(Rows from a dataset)

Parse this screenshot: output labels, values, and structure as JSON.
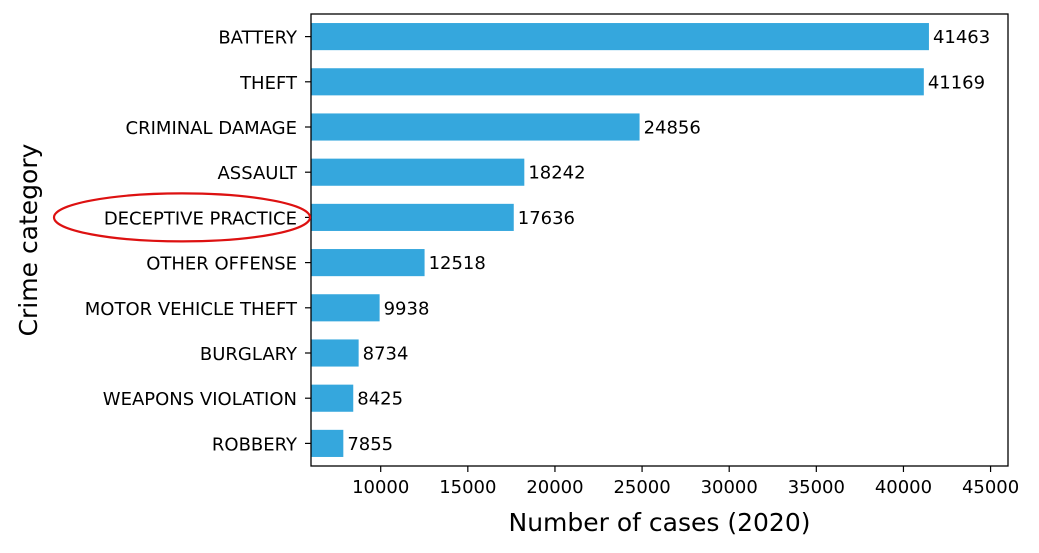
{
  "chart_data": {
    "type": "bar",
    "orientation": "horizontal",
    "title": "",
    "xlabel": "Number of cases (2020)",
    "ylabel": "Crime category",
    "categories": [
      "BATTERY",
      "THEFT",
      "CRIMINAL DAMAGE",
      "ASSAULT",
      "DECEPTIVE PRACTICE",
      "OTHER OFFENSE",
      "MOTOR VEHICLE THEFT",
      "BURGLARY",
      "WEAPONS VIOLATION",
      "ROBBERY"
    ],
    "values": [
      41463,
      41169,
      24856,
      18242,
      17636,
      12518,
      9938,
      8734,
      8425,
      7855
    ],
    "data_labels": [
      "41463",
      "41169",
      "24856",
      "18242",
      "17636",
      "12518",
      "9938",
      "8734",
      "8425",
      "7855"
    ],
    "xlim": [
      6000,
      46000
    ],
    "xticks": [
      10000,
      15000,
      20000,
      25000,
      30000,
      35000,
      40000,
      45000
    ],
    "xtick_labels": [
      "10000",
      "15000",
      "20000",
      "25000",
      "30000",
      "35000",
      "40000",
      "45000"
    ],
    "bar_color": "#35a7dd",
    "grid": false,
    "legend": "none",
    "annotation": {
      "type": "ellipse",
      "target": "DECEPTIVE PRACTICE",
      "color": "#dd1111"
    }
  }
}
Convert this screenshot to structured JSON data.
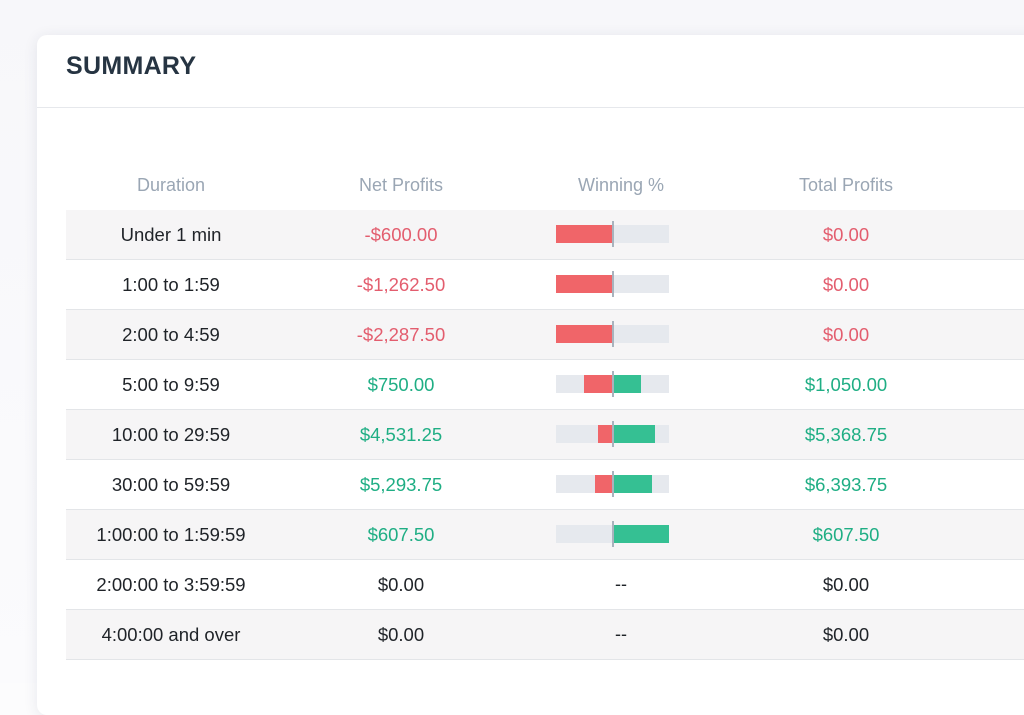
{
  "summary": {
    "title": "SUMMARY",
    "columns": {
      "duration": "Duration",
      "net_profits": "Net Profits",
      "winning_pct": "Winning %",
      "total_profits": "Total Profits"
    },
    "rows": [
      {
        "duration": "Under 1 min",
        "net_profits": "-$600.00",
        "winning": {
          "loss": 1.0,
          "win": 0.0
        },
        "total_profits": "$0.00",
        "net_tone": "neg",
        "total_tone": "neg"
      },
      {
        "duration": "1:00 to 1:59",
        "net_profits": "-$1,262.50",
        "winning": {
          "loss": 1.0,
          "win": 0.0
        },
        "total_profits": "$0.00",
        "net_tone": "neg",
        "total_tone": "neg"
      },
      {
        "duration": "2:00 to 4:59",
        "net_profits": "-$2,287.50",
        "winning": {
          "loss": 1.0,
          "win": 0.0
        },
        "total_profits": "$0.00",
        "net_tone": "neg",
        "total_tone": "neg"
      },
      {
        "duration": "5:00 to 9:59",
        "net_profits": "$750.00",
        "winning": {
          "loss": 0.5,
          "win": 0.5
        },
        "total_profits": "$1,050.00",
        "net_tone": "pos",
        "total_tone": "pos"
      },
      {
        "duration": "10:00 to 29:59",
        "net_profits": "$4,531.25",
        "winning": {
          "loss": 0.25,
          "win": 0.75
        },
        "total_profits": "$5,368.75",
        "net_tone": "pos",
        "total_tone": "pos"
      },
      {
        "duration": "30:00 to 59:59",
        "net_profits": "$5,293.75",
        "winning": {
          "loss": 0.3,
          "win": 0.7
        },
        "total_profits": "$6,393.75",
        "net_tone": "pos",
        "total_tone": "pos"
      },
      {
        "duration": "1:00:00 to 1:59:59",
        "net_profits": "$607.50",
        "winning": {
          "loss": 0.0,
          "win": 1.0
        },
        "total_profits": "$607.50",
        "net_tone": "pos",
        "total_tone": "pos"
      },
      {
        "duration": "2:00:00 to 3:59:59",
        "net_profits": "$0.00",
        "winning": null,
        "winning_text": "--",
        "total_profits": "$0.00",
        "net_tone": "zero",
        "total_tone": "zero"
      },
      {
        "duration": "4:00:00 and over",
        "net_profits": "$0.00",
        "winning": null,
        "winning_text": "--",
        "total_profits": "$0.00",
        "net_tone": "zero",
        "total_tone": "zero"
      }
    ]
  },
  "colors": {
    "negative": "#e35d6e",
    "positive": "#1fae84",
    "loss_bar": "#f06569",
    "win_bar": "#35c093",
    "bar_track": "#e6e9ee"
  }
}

Exercise: Word for word, quote the full listing, omitting every picture.

Output:
Parse this screenshot: output labels, values, and structure as JSON.
{
  "chart_data": {
    "type": "bar",
    "orientation": "horizontal",
    "title": "",
    "xlabel": "Number of cases (2020)",
    "ylabel": "Crime category",
    "categories": [
      "BATTERY",
      "THEFT",
      "CRIMINAL DAMAGE",
      "ASSAULT",
      "DECEPTIVE PRACTICE",
      "OTHER OFFENSE",
      "MOTOR VEHICLE THEFT",
      "BURGLARY",
      "WEAPONS VIOLATION",
      "ROBBERY"
    ],
    "values": [
      41463,
      41169,
      24856,
      18242,
      17636,
      12518,
      9938,
      8734,
      8425,
      7855
    ],
    "data_labels": [
      "41463",
      "41169",
      "24856",
      "18242",
      "17636",
      "12518",
      "9938",
      "8734",
      "8425",
      "7855"
    ],
    "xlim": [
      6000,
      46000
    ],
    "xticks": [
      10000,
      15000,
      20000,
      25000,
      30000,
      35000,
      40000,
      45000
    ],
    "xtick_labels": [
      "10000",
      "15000",
      "20000",
      "25000",
      "30000",
      "35000",
      "40000",
      "45000"
    ],
    "bar_color": "#35a7dd",
    "grid": false,
    "legend": "none",
    "annotation": {
      "type": "ellipse",
      "target": "DECEPTIVE PRACTICE",
      "color": "#dd1111"
    }
  }
}
Convert this screenshot to structured JSON data.
{
  "summary": {
    "title": "SUMMARY",
    "columns": {
      "duration": "Duration",
      "net_profits": "Net Profits",
      "winning_pct": "Winning %",
      "total_profits": "Total Profits"
    },
    "rows": [
      {
        "duration": "Under 1 min",
        "net_profits": "-$600.00",
        "winning": {
          "loss": 1.0,
          "win": 0.0
        },
        "total_profits": "$0.00",
        "net_tone": "neg",
        "total_tone": "neg"
      },
      {
        "duration": "1:00 to 1:59",
        "net_profits": "-$1,262.50",
        "winning": {
          "loss": 1.0,
          "win": 0.0
        },
        "total_profits": "$0.00",
        "net_tone": "neg",
        "total_tone": "neg"
      },
      {
        "duration": "2:00 to 4:59",
        "net_profits": "-$2,287.50",
        "winning": {
          "loss": 1.0,
          "win": 0.0
        },
        "total_profits": "$0.00",
        "net_tone": "neg",
        "total_tone": "neg"
      },
      {
        "duration": "5:00 to 9:59",
        "net_profits": "$750.00",
        "winning": {
          "loss": 0.5,
          "win": 0.5
        },
        "total_profits": "$1,050.00",
        "net_tone": "pos",
        "total_tone": "pos"
      },
      {
        "duration": "10:00 to 29:59",
        "net_profits": "$4,531.25",
        "winning": {
          "loss": 0.25,
          "win": 0.75
        },
        "total_profits": "$5,368.75",
        "net_tone": "pos",
        "total_tone": "pos"
      },
      {
        "duration": "30:00 to 59:59",
        "net_profits": "$5,293.75",
        "winning": {
          "loss": 0.3,
          "win": 0.7
        },
        "total_profits": "$6,393.75",
        "net_tone": "pos",
        "total_tone": "pos"
      },
      {
        "duration": "1:00:00 to 1:59:59",
        "net_profits": "$607.50",
        "winning": {
          "loss": 0.0,
          "win": 1.0
        },
        "total_profits": "$607.50",
        "net_tone": "pos",
        "total_tone": "pos"
      },
      {
        "duration": "2:00:00 to 3:59:59",
        "net_profits": "$0.00",
        "winning": null,
        "winning_text": "--",
        "total_profits": "$0.00",
        "net_tone": "zero",
        "total_tone": "zero"
      },
      {
        "duration": "4:00:00 and over",
        "net_profits": "$0.00",
        "winning": null,
        "winning_text": "--",
        "total_profits": "$0.00",
        "net_tone": "zero",
        "total_tone": "zero"
      }
    ]
  },
  "colors": {
    "negative": "#e35d6e",
    "positive": "#1fae84",
    "loss_bar": "#f06569",
    "win_bar": "#35c093",
    "bar_track": "#e6e9ee"
  }
}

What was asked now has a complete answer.